Task objective:
List each line of the data that holds the word "Shoushan".

(Recorded data)
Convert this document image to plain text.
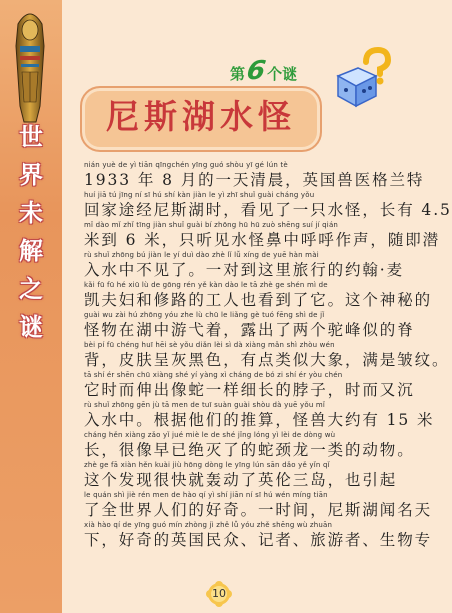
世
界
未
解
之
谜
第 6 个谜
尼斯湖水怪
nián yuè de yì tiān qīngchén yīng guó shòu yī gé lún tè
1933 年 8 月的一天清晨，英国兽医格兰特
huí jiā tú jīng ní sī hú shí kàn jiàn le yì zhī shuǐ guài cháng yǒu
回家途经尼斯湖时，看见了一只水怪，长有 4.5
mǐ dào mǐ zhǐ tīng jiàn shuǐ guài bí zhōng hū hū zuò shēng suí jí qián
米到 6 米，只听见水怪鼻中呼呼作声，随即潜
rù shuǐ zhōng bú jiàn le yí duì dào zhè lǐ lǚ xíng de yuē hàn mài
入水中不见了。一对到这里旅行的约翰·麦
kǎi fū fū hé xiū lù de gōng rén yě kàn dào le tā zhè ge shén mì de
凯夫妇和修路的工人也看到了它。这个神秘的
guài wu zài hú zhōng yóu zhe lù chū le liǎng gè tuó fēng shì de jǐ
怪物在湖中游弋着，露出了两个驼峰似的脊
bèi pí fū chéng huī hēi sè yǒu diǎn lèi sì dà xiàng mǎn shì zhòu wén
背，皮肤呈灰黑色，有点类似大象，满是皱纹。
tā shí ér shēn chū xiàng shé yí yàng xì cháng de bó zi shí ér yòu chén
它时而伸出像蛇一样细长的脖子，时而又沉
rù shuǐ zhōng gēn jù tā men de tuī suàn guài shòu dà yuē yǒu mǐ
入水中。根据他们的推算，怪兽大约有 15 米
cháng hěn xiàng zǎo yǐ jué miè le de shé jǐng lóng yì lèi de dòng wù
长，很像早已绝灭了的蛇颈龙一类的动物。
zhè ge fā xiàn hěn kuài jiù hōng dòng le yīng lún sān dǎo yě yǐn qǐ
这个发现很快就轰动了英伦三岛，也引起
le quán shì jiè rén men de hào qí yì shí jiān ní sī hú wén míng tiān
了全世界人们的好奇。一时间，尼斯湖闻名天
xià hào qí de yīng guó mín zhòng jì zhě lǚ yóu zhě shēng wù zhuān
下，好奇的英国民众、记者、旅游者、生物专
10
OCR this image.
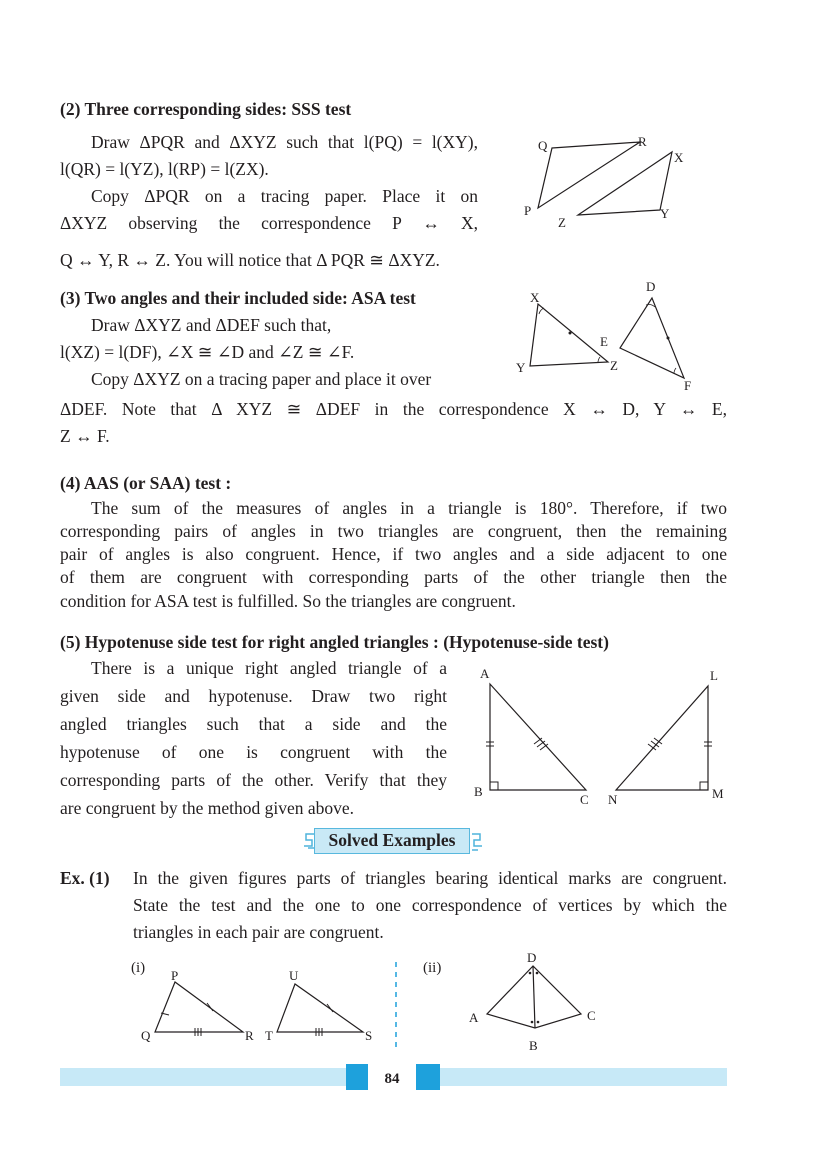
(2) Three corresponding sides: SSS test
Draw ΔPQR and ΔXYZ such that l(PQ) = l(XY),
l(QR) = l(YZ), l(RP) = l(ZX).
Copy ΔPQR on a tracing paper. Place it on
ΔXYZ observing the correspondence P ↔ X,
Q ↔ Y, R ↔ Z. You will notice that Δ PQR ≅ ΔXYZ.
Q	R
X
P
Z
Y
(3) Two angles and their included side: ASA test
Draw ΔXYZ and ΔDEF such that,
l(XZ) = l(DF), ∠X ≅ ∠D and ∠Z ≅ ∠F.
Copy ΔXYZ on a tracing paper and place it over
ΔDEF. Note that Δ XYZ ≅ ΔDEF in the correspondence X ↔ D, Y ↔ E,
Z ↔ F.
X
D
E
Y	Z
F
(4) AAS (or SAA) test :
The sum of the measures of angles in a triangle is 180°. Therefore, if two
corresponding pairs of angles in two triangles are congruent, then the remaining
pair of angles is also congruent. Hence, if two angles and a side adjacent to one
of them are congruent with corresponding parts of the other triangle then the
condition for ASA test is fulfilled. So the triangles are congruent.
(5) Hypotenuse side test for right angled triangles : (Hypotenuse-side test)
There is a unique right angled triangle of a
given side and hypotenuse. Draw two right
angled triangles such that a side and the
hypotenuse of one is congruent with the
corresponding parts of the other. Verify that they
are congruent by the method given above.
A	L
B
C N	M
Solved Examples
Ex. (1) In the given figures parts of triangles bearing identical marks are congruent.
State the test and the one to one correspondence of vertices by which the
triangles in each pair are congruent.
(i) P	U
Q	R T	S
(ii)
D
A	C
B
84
--
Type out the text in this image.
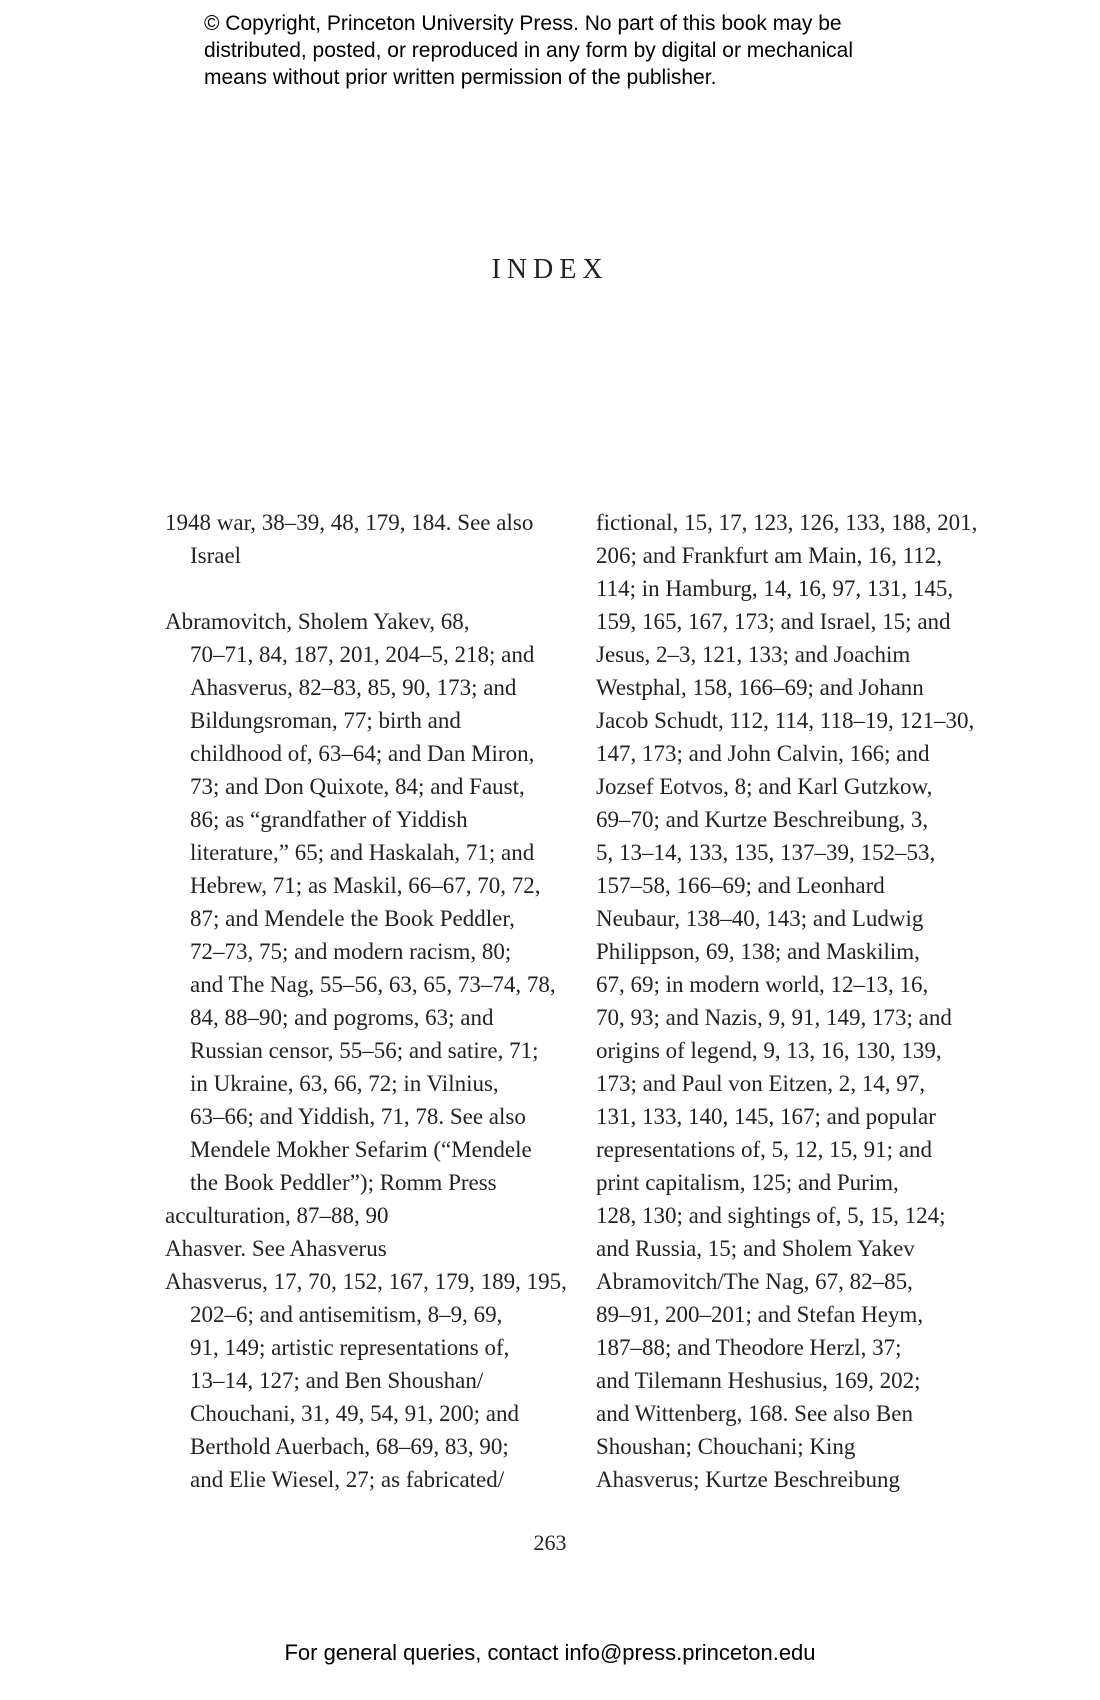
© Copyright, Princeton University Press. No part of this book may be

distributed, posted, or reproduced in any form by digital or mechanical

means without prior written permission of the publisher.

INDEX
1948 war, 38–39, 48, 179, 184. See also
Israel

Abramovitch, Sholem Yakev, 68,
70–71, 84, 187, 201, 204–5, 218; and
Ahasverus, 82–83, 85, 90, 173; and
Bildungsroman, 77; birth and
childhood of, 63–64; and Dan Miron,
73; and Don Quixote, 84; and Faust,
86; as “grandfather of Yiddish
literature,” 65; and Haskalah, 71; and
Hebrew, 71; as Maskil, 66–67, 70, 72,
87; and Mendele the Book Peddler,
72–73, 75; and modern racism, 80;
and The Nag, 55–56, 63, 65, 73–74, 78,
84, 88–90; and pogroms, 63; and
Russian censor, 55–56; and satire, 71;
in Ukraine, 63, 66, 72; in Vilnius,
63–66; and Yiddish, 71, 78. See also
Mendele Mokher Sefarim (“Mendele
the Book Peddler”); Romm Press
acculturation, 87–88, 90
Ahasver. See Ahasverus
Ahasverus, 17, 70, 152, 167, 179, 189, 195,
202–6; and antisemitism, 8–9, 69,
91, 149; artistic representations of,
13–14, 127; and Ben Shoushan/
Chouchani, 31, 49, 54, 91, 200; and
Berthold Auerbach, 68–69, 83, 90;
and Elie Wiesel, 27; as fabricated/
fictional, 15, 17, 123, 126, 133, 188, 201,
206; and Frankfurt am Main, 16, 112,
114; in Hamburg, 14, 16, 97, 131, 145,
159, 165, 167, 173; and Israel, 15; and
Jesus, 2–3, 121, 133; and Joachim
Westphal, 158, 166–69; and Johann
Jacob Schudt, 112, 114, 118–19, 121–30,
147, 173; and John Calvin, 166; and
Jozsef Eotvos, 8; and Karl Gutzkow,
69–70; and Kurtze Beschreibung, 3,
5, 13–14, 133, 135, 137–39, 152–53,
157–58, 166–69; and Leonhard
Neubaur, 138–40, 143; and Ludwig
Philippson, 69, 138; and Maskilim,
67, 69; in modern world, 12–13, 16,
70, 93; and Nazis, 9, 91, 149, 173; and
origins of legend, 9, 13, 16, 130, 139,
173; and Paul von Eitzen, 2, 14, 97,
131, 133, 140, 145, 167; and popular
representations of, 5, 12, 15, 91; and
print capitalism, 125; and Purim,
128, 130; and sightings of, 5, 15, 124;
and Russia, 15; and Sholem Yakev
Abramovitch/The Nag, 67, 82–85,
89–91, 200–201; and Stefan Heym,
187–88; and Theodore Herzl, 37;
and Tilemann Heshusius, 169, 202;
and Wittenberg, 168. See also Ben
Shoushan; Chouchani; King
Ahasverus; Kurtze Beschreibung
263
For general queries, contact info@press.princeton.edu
==
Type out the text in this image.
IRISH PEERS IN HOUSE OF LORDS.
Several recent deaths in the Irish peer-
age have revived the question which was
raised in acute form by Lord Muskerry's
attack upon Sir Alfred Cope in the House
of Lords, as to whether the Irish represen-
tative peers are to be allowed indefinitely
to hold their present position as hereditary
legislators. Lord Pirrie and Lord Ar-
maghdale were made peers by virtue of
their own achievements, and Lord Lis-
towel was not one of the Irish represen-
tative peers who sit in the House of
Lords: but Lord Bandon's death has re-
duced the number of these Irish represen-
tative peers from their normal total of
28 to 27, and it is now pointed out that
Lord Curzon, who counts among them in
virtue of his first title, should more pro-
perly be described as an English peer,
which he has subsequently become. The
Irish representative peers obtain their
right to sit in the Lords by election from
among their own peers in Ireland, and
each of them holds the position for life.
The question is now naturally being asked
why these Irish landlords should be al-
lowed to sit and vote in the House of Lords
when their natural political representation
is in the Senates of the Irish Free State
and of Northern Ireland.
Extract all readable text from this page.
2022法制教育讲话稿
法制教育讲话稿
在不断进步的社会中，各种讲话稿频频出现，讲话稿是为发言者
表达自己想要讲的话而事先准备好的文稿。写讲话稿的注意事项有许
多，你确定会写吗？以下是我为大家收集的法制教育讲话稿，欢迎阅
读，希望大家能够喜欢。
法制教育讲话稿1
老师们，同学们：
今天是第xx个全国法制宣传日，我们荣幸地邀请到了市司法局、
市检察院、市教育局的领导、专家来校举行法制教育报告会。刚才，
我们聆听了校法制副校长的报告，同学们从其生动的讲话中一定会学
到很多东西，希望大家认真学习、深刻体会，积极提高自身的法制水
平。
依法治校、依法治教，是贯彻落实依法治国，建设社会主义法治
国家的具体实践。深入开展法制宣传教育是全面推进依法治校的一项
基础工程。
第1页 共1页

Output for this exercise:
13–14, 127; and Ben Shoushan/
Shoushan; Chouchani; King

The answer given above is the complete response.